● **INSTRUCTION**: Count how many lines contain the word "także". Respond with the number alone.

● **DATASET**:
"""

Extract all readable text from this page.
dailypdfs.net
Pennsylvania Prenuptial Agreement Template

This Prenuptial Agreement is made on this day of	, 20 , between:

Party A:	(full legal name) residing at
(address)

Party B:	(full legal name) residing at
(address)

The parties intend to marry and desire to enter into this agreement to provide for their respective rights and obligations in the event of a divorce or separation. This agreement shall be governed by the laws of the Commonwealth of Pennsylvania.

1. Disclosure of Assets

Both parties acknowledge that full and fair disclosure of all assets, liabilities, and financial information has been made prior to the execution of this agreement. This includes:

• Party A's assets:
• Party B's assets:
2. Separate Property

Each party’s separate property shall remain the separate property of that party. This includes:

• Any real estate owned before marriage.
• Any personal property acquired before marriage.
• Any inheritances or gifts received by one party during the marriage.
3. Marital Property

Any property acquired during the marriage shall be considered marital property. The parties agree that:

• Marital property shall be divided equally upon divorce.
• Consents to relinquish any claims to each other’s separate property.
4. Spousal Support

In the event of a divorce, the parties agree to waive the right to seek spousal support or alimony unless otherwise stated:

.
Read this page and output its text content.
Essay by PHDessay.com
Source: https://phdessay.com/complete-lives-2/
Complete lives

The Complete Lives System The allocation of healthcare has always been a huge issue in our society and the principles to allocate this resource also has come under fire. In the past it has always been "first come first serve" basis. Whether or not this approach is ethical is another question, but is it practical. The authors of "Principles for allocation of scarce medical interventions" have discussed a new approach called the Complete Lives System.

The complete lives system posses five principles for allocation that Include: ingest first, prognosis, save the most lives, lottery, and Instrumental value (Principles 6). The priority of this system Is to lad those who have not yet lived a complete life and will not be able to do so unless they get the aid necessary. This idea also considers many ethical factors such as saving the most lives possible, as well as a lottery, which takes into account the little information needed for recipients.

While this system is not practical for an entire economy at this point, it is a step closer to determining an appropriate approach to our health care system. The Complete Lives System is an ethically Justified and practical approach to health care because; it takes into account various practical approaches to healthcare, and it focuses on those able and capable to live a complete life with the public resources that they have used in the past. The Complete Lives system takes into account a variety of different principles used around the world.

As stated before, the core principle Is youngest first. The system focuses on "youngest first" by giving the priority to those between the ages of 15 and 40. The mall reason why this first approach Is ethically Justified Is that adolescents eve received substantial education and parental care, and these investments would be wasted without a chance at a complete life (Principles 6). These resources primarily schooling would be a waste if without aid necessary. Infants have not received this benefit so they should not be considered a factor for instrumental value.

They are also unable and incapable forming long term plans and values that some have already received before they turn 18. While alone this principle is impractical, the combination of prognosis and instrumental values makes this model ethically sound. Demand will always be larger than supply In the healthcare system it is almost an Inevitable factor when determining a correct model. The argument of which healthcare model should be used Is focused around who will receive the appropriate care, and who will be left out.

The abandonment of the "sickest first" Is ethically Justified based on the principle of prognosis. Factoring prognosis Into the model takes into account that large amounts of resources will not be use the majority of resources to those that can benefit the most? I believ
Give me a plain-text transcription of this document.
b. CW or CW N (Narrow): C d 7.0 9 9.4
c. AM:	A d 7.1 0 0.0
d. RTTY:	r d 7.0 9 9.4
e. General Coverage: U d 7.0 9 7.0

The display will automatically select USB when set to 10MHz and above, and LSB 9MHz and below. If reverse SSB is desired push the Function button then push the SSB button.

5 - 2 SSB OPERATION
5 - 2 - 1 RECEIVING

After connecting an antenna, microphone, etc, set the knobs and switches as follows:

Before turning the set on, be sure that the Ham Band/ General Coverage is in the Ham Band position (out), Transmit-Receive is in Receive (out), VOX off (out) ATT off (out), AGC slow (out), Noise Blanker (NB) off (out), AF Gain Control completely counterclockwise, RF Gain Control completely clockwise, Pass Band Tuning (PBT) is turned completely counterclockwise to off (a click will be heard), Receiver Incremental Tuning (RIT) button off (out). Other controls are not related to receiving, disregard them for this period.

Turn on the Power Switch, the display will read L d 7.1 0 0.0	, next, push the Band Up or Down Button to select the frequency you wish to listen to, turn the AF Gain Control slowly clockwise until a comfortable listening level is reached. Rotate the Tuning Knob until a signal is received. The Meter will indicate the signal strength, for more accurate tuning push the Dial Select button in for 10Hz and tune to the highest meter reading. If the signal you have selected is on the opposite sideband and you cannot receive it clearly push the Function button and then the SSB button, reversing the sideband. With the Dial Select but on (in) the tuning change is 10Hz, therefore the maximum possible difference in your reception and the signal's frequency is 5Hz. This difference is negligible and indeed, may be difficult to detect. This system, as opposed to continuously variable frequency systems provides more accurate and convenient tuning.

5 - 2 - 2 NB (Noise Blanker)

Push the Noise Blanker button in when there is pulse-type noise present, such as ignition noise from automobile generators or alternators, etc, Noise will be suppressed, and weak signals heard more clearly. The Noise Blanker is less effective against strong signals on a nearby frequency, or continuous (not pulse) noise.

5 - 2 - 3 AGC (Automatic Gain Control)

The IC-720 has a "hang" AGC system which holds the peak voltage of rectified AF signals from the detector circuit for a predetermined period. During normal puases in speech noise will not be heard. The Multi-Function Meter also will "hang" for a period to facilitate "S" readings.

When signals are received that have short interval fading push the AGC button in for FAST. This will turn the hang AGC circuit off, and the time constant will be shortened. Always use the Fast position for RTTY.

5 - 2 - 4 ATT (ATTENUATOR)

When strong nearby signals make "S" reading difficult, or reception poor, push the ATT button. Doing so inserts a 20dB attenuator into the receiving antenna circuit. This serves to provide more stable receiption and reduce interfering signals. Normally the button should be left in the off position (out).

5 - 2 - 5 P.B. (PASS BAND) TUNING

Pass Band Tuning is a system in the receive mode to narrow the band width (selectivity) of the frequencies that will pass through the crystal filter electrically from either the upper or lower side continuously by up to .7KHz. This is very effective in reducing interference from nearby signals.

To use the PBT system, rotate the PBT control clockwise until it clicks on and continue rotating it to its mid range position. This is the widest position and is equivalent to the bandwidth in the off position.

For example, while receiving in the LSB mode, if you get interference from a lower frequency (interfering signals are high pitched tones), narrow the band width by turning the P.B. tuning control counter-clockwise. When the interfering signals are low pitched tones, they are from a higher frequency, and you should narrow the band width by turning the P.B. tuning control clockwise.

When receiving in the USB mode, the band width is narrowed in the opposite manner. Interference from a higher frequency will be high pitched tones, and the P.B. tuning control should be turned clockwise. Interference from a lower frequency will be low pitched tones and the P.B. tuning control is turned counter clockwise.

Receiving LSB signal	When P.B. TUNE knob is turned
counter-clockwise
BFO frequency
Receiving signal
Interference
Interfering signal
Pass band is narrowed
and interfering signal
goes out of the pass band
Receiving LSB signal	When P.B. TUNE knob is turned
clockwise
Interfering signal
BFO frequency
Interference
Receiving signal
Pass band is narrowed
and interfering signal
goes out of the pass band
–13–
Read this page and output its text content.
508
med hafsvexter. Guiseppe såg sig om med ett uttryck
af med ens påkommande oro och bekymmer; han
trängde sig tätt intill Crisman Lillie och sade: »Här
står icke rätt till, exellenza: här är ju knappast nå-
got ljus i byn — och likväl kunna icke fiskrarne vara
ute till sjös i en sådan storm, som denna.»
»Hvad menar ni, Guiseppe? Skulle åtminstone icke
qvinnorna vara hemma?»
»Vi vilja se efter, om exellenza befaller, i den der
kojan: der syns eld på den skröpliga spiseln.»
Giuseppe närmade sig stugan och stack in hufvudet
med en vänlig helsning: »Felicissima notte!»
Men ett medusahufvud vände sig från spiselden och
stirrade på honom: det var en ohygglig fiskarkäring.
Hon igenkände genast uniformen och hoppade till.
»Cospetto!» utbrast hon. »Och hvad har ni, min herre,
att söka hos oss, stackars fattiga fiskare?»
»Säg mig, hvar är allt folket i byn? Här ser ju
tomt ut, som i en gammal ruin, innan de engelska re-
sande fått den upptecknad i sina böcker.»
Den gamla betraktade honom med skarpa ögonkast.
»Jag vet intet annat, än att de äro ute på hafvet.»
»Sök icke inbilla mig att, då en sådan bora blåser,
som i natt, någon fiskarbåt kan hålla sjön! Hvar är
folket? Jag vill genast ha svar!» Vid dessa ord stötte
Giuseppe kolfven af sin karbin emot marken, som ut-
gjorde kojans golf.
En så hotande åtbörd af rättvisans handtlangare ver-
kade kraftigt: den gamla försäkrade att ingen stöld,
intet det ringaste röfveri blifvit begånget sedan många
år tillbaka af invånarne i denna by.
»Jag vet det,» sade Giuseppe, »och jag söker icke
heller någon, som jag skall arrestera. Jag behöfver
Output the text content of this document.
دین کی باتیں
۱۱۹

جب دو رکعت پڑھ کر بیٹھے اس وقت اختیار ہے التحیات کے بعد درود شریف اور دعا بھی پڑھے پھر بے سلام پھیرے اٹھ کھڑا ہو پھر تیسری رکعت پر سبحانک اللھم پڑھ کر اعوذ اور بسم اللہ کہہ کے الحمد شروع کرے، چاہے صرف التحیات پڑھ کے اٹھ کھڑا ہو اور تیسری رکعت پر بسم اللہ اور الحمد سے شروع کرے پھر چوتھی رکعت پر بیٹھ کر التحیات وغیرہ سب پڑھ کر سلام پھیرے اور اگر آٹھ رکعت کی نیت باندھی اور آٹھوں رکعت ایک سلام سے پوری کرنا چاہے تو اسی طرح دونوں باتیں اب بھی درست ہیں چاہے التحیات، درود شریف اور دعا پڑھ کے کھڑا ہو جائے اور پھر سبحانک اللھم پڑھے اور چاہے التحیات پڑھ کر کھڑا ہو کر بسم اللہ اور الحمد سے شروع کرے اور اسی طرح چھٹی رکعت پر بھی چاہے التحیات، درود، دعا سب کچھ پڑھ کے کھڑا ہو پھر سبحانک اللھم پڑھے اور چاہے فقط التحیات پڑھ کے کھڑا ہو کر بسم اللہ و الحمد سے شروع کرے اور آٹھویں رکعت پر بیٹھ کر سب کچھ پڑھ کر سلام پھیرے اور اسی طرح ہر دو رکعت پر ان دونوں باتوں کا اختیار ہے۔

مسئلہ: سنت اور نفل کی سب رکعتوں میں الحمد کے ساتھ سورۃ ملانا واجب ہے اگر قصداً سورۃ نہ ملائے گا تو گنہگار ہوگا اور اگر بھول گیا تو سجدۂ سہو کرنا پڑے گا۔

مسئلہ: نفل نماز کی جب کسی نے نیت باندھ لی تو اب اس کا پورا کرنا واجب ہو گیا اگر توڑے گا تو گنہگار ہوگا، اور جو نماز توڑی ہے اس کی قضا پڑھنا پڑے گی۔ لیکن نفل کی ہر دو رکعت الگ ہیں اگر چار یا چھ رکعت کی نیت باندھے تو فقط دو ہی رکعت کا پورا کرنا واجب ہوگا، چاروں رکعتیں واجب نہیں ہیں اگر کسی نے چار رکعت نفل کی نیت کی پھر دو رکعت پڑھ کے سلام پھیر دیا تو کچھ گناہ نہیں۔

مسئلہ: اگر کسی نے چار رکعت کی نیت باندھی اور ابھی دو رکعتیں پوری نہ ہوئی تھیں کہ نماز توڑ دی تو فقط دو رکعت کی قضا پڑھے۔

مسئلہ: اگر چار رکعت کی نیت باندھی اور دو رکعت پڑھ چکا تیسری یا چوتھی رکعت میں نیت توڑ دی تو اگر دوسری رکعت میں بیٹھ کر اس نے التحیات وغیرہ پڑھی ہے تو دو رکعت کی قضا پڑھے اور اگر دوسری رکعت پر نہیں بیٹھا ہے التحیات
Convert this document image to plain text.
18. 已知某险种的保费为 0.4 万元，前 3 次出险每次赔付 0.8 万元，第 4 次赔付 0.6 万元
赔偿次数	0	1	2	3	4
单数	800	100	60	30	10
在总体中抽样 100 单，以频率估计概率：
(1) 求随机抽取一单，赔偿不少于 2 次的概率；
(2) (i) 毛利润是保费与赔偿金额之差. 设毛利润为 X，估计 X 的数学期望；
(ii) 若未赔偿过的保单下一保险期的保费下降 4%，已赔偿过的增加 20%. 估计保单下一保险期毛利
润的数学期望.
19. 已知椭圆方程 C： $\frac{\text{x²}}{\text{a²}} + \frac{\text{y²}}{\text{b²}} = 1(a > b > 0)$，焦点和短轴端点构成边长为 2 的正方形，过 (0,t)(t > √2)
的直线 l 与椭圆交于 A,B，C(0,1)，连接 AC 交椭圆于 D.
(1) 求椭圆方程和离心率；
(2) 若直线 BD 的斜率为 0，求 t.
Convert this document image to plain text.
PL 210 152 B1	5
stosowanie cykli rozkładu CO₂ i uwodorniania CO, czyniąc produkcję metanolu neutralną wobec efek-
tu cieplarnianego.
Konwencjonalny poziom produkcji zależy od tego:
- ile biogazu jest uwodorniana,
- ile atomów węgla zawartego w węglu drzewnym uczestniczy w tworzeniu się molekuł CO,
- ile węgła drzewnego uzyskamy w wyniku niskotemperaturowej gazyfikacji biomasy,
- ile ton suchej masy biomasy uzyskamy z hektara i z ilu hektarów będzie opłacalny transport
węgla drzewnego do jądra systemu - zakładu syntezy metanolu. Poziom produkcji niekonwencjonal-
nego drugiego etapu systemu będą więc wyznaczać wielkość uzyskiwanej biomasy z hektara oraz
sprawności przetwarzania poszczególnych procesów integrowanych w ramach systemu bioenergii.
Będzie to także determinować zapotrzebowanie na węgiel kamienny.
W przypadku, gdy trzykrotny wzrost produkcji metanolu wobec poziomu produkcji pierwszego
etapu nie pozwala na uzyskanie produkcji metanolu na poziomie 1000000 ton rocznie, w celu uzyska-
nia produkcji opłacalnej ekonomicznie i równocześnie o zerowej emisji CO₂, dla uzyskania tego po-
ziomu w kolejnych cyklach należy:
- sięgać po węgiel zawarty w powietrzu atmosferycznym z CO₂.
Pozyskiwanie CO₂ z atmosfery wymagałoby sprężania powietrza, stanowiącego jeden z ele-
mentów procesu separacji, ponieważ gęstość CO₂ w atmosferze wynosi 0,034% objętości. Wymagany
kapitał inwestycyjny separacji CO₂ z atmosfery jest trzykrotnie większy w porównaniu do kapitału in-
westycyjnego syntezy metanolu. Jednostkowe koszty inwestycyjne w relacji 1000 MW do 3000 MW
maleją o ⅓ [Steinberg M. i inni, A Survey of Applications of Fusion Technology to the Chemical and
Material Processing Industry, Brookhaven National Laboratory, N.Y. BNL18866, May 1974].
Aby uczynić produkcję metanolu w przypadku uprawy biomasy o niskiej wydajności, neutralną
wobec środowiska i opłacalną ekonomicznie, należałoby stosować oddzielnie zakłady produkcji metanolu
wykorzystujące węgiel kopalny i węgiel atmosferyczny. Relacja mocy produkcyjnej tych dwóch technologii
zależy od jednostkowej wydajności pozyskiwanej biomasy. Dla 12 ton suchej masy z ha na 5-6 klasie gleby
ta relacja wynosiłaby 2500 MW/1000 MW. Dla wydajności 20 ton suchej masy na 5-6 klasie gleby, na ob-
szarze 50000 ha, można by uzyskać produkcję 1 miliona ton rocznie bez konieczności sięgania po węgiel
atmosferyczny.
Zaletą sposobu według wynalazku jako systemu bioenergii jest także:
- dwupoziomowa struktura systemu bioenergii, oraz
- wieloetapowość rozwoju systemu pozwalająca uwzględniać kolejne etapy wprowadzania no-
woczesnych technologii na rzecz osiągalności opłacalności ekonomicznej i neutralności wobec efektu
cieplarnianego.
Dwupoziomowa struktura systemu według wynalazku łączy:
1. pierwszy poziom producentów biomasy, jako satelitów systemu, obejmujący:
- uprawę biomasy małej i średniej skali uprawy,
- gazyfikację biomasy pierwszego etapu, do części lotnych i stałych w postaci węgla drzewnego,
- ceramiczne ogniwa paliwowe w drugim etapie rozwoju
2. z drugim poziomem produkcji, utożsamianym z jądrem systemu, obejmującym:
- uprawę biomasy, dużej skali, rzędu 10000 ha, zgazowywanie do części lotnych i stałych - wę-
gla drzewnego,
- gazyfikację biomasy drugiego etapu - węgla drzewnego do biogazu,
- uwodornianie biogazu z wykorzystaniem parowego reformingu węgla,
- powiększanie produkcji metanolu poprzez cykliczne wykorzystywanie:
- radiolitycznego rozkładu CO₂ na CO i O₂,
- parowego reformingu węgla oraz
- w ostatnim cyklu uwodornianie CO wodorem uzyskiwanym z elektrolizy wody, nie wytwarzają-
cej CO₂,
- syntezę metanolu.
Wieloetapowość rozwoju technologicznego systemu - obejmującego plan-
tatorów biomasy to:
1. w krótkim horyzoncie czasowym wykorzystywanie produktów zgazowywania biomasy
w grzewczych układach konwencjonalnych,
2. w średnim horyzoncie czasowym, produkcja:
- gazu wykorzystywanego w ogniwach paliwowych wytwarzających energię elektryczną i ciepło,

"""

● **OUTPUT BELOW**: 2